◆ **Aim of the exercise**
Leaving the pictures aside, transcribe every line below exactly.
--------
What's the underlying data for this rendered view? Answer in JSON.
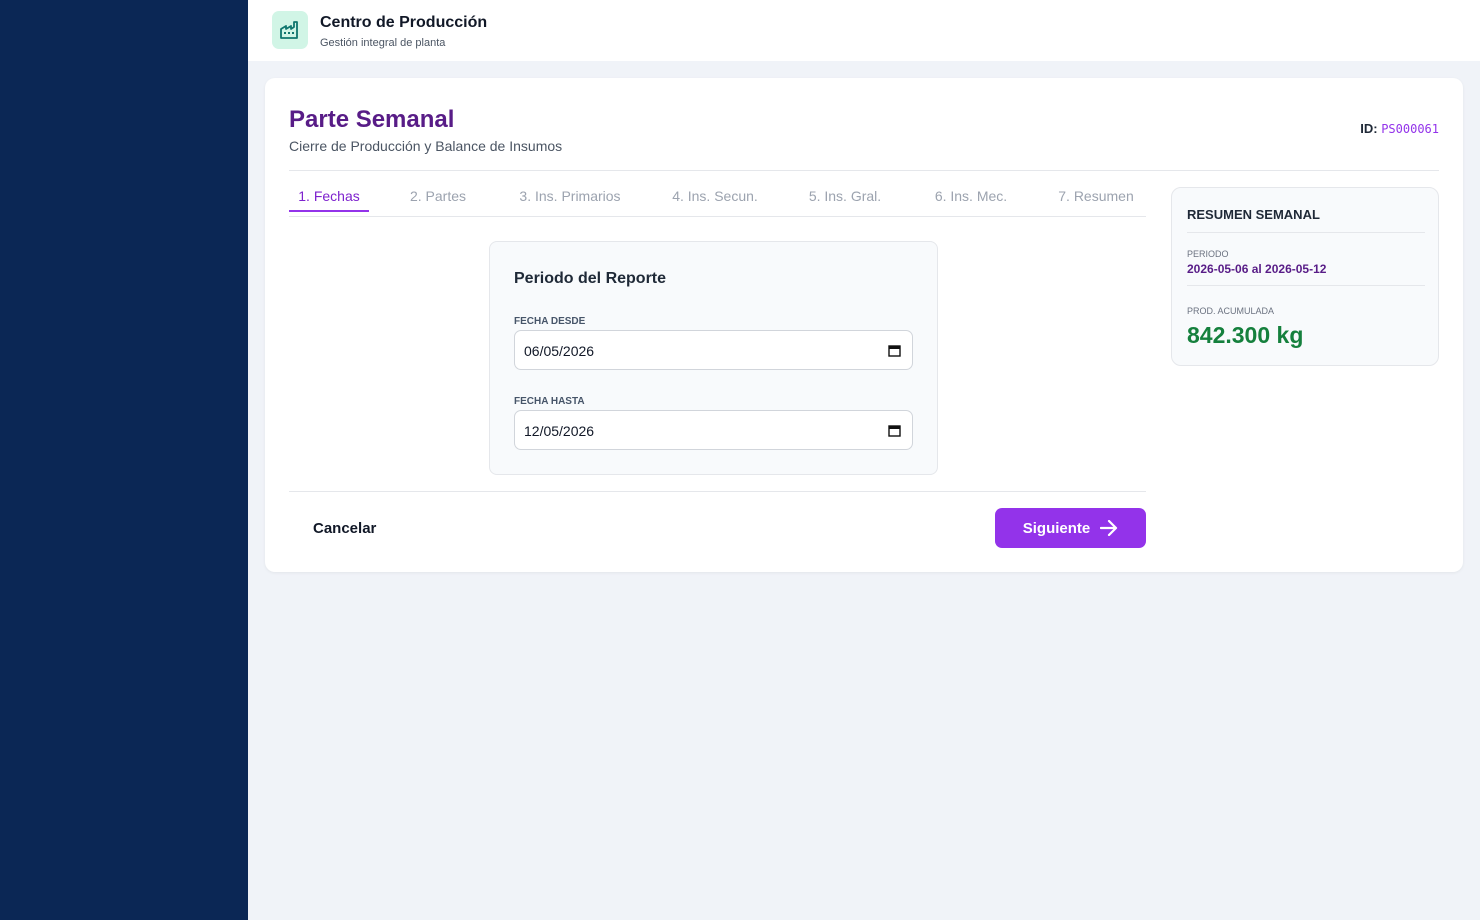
{
  "app": {
    "title": "Centro de Producción",
    "subtitle": "Gestión integral de planta",
    "logo_icon": "factory-icon"
  },
  "page": {
    "title": "Parte Semanal",
    "subtitle": "Cierre de Producción y Balance de Insumos",
    "id_label": "ID:",
    "id_value": "PS000061"
  },
  "tabs": [
    {
      "label": "1. Fechas",
      "active": true
    },
    {
      "label": "2. Partes",
      "active": false
    },
    {
      "label": "3. Ins. Primarios",
      "active": false
    },
    {
      "label": "4. Ins. Secun.",
      "active": false
    },
    {
      "label": "5. Ins. Gral.",
      "active": false
    },
    {
      "label": "6. Ins. Mec.",
      "active": false
    },
    {
      "label": "7. Resumen",
      "active": false
    }
  ],
  "form": {
    "title": "Periodo del Reporte",
    "fecha_desde_label": "FECHA DESDE",
    "fecha_desde_value": "06/05/2026",
    "fecha_hasta_label": "FECHA HASTA",
    "fecha_hasta_value": "12/05/2026",
    "calendar_icon": "calendar-icon"
  },
  "actions": {
    "cancel_label": "Cancelar",
    "next_label": "Siguiente",
    "next_icon": "arrow-right-icon"
  },
  "summary": {
    "title": "RESUMEN SEMANAL",
    "period_label": "PERIODO",
    "period_value": "2026-05-06 al 2026-05-12",
    "prod_label": "PROD. ACUMULADA",
    "prod_value": "842.300 kg"
  },
  "colors": {
    "sidebar": "#0b2755",
    "accent": "#9333ea",
    "title": "#581c87",
    "production": "#15803d",
    "logo_bg": "#d1f5e6"
  }
}
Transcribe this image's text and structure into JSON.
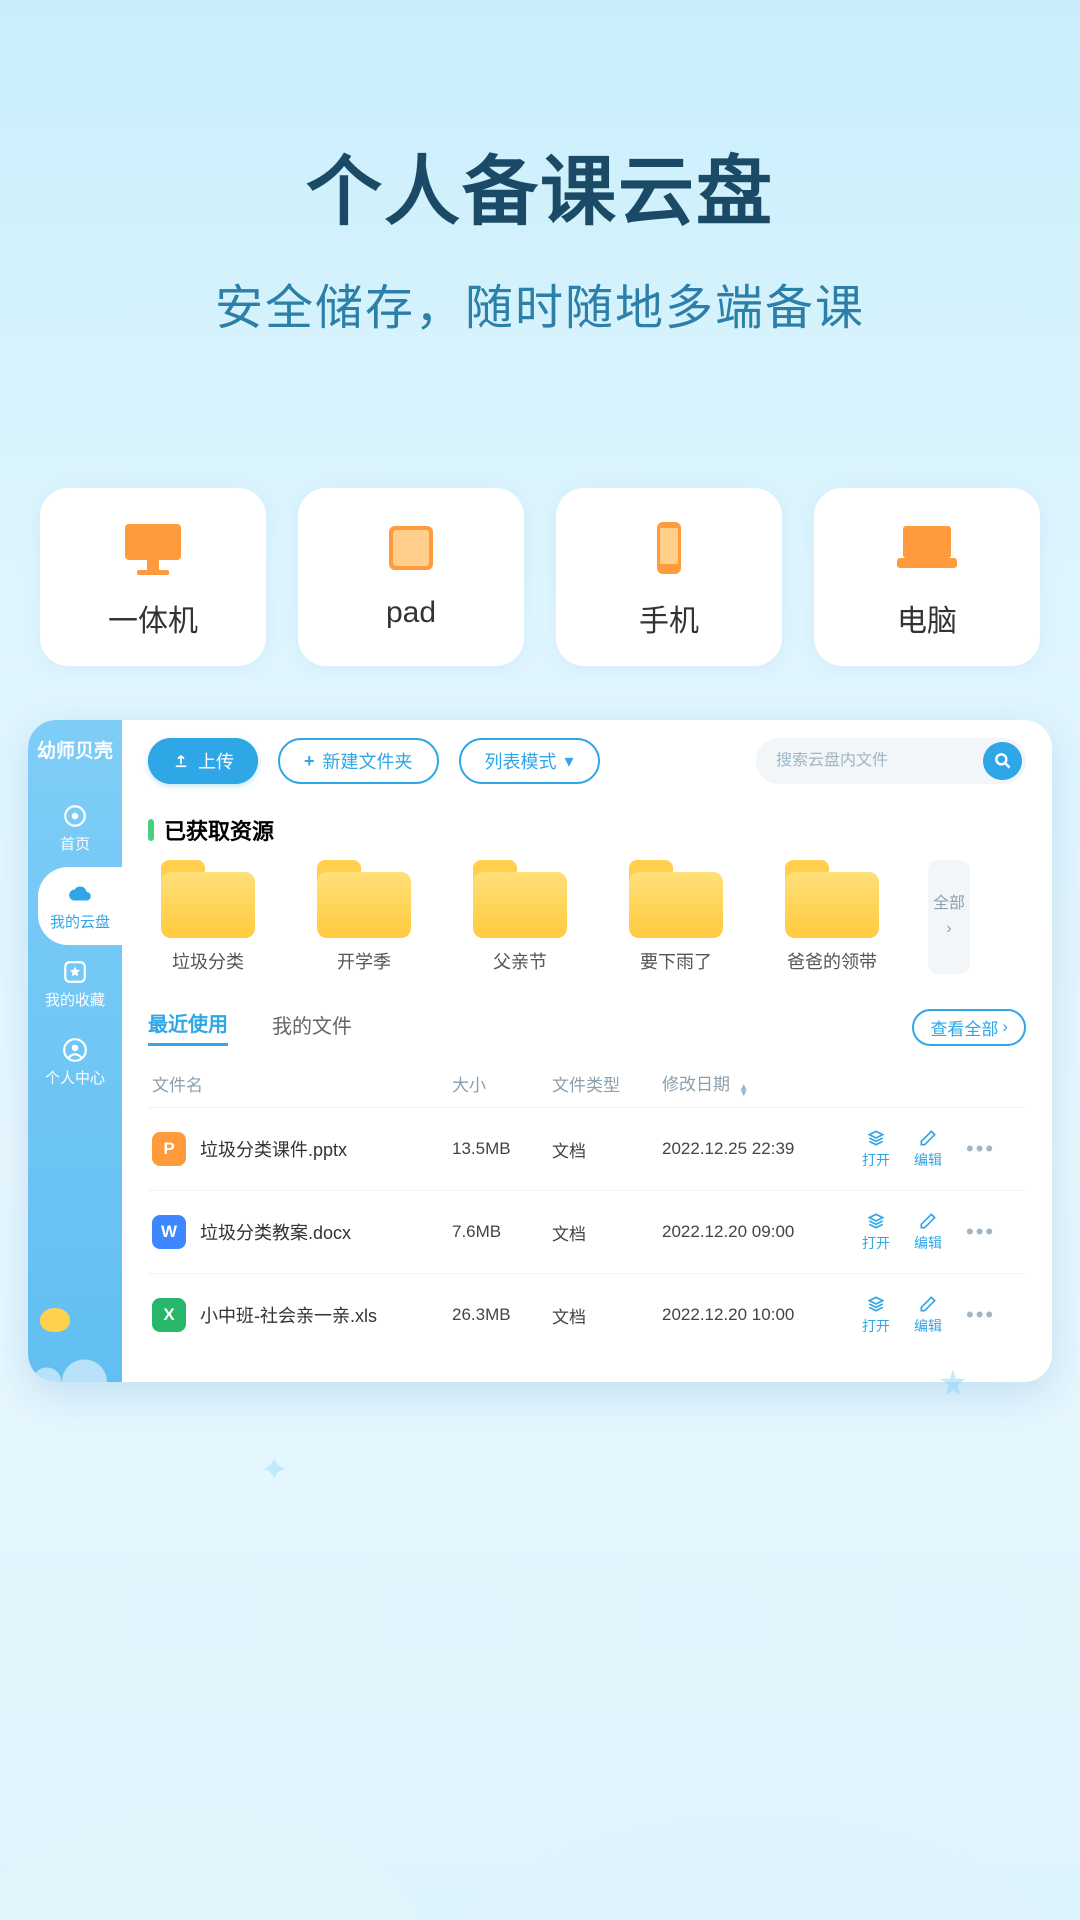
{
  "hero": {
    "title": "个人备课云盘",
    "subtitle": "安全储存，随时随地多端备课"
  },
  "devices": [
    {
      "name": "desktop",
      "label": "一体机"
    },
    {
      "name": "pad",
      "label": "pad"
    },
    {
      "name": "phone",
      "label": "手机"
    },
    {
      "name": "laptop",
      "label": "电脑"
    }
  ],
  "app": {
    "brand": "幼师贝壳",
    "nav": [
      {
        "key": "home",
        "label": "首页"
      },
      {
        "key": "cloud",
        "label": "我的云盘",
        "active": true
      },
      {
        "key": "favorite",
        "label": "我的收藏"
      },
      {
        "key": "profile",
        "label": "个人中心"
      }
    ],
    "toolbar": {
      "upload_label": "上传",
      "new_folder_label": "新建文件夹",
      "view_mode_label": "列表模式",
      "search_placeholder": "搜索云盘内文件"
    },
    "resources": {
      "heading": "已获取资源",
      "more_label": "全部",
      "folders": [
        {
          "label": "垃圾分类"
        },
        {
          "label": "开学季"
        },
        {
          "label": "父亲节"
        },
        {
          "label": "要下雨了"
        },
        {
          "label": "爸爸的领带"
        }
      ]
    },
    "tabs": {
      "recent": "最近使用",
      "mine": "我的文件",
      "view_all": "查看全部"
    },
    "table": {
      "columns": {
        "name": "文件名",
        "size": "大小",
        "type": "文件类型",
        "modified": "修改日期"
      },
      "actions": {
        "open": "打开",
        "edit": "编辑"
      },
      "rows": [
        {
          "icon": "pptx",
          "letter": "P",
          "name": "垃圾分类课件.pptx",
          "size": "13.5MB",
          "type": "文档",
          "modified": "2022.12.25 22:39"
        },
        {
          "icon": "docx",
          "letter": "W",
          "name": "垃圾分类教案.docx",
          "size": "7.6MB",
          "type": "文档",
          "modified": "2022.12.20 09:00"
        },
        {
          "icon": "xls",
          "letter": "X",
          "name": "小中班-社会亲一亲.xls",
          "size": "26.3MB",
          "type": "文档",
          "modified": "2022.12.20 10:00"
        }
      ]
    }
  }
}
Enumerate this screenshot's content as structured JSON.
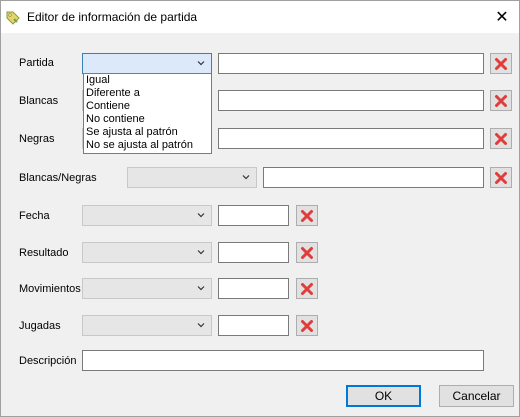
{
  "window": {
    "title": "Editor de información de partida",
    "icon": "tag-icon",
    "close_label": "✕"
  },
  "fields": {
    "partida": "Partida",
    "blancas": "Blancas",
    "negras": "Negras",
    "blancas_negras": "Blancas/Negras",
    "fecha": "Fecha",
    "resultado": "Resultado",
    "movimientos": "Movimientos",
    "jugadas": "Jugadas",
    "descripcion": "Descripción"
  },
  "dropdown": {
    "options": [
      "Igual",
      "Diferente a",
      "Contiene",
      "No contiene",
      "Se ajusta al patrón",
      "No se ajusta al patrón"
    ]
  },
  "buttons": {
    "ok": "OK",
    "cancel": "Cancelar"
  },
  "colors": {
    "clear_icon": "#e03c3c",
    "accent": "#0078d7"
  }
}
--------
◆ **Exercise result**
What's the underlying data for this rendered view? Answer in JSON.
{
  "app": {
    "title": "Centro de Producción",
    "subtitle": "Gestión integral de planta",
    "logo_icon": "factory-icon"
  },
  "page": {
    "title": "Parte Semanal",
    "subtitle": "Cierre de Producción y Balance de Insumos",
    "id_label": "ID:",
    "id_value": "PS000061"
  },
  "tabs": [
    {
      "label": "1. Fechas",
      "active": true
    },
    {
      "label": "2. Partes",
      "active": false
    },
    {
      "label": "3. Ins. Primarios",
      "active": false
    },
    {
      "label": "4. Ins. Secun.",
      "active": false
    },
    {
      "label": "5. Ins. Gral.",
      "active": false
    },
    {
      "label": "6. Ins. Mec.",
      "active": false
    },
    {
      "label": "7. Resumen",
      "active": false
    }
  ],
  "form": {
    "title": "Periodo del Reporte",
    "fecha_desde_label": "FECHA DESDE",
    "fecha_desde_value": "06/05/2026",
    "fecha_hasta_label": "FECHA HASTA",
    "fecha_hasta_value": "12/05/2026",
    "calendar_icon": "calendar-icon"
  },
  "actions": {
    "cancel_label": "Cancelar",
    "next_label": "Siguiente",
    "next_icon": "arrow-right-icon"
  },
  "summary": {
    "title": "RESUMEN SEMANAL",
    "period_label": "PERIODO",
    "period_value": "2026-05-06 al 2026-05-12",
    "prod_label": "PROD. ACUMULADA",
    "prod_value": "842.300 kg"
  },
  "colors": {
    "sidebar": "#0b2755",
    "accent": "#9333ea",
    "title": "#581c87",
    "production": "#15803d",
    "logo_bg": "#d1f5e6"
  }
}
Transcribe this image's text and structure into JSON.
{
  "hero": {
    "title": "个人备课云盘",
    "subtitle": "安全储存，随时随地多端备课"
  },
  "devices": [
    {
      "name": "desktop",
      "label": "一体机"
    },
    {
      "name": "pad",
      "label": "pad"
    },
    {
      "name": "phone",
      "label": "手机"
    },
    {
      "name": "laptop",
      "label": "电脑"
    }
  ],
  "app": {
    "brand": "幼师贝壳",
    "nav": [
      {
        "key": "home",
        "label": "首页"
      },
      {
        "key": "cloud",
        "label": "我的云盘",
        "active": true
      },
      {
        "key": "favorite",
        "label": "我的收藏"
      },
      {
        "key": "profile",
        "label": "个人中心"
      }
    ],
    "toolbar": {
      "upload_label": "上传",
      "new_folder_label": "新建文件夹",
      "view_mode_label": "列表模式",
      "search_placeholder": "搜索云盘内文件"
    },
    "resources": {
      "heading": "已获取资源",
      "more_label": "全部",
      "folders": [
        {
          "label": "垃圾分类"
        },
        {
          "label": "开学季"
        },
        {
          "label": "父亲节"
        },
        {
          "label": "要下雨了"
        },
        {
          "label": "爸爸的领带"
        }
      ]
    },
    "tabs": {
      "recent": "最近使用",
      "mine": "我的文件",
      "view_all": "查看全部"
    },
    "table": {
      "columns": {
        "name": "文件名",
        "size": "大小",
        "type": "文件类型",
        "modified": "修改日期"
      },
      "actions": {
        "open": "打开",
        "edit": "编辑"
      },
      "rows": [
        {
          "icon": "pptx",
          "letter": "P",
          "name": "垃圾分类课件.pptx",
          "size": "13.5MB",
          "type": "文档",
          "modified": "2022.12.25 22:39"
        },
        {
          "icon": "docx",
          "letter": "W",
          "name": "垃圾分类教案.docx",
          "size": "7.6MB",
          "type": "文档",
          "modified": "2022.12.20 09:00"
        },
        {
          "icon": "xls",
          "letter": "X",
          "name": "小中班-社会亲一亲.xls",
          "size": "26.3MB",
          "type": "文档",
          "modified": "2022.12.20 10:00"
        }
      ]
    }
  }
}
Enumerate this screenshot's content as structured JSON.
{
  "window": {
    "title": "Editor de información de partida",
    "icon": "tag-icon",
    "close_label": "✕"
  },
  "fields": {
    "partida": "Partida",
    "blancas": "Blancas",
    "negras": "Negras",
    "blancas_negras": "Blancas/Negras",
    "fecha": "Fecha",
    "resultado": "Resultado",
    "movimientos": "Movimientos",
    "jugadas": "Jugadas",
    "descripcion": "Descripción"
  },
  "dropdown": {
    "options": [
      "Igual",
      "Diferente a",
      "Contiene",
      "No contiene",
      "Se ajusta al patrón",
      "No se ajusta al patrón"
    ]
  },
  "buttons": {
    "ok": "OK",
    "cancel": "Cancelar"
  },
  "colors": {
    "clear_icon": "#e03c3c",
    "accent": "#0078d7"
  }
}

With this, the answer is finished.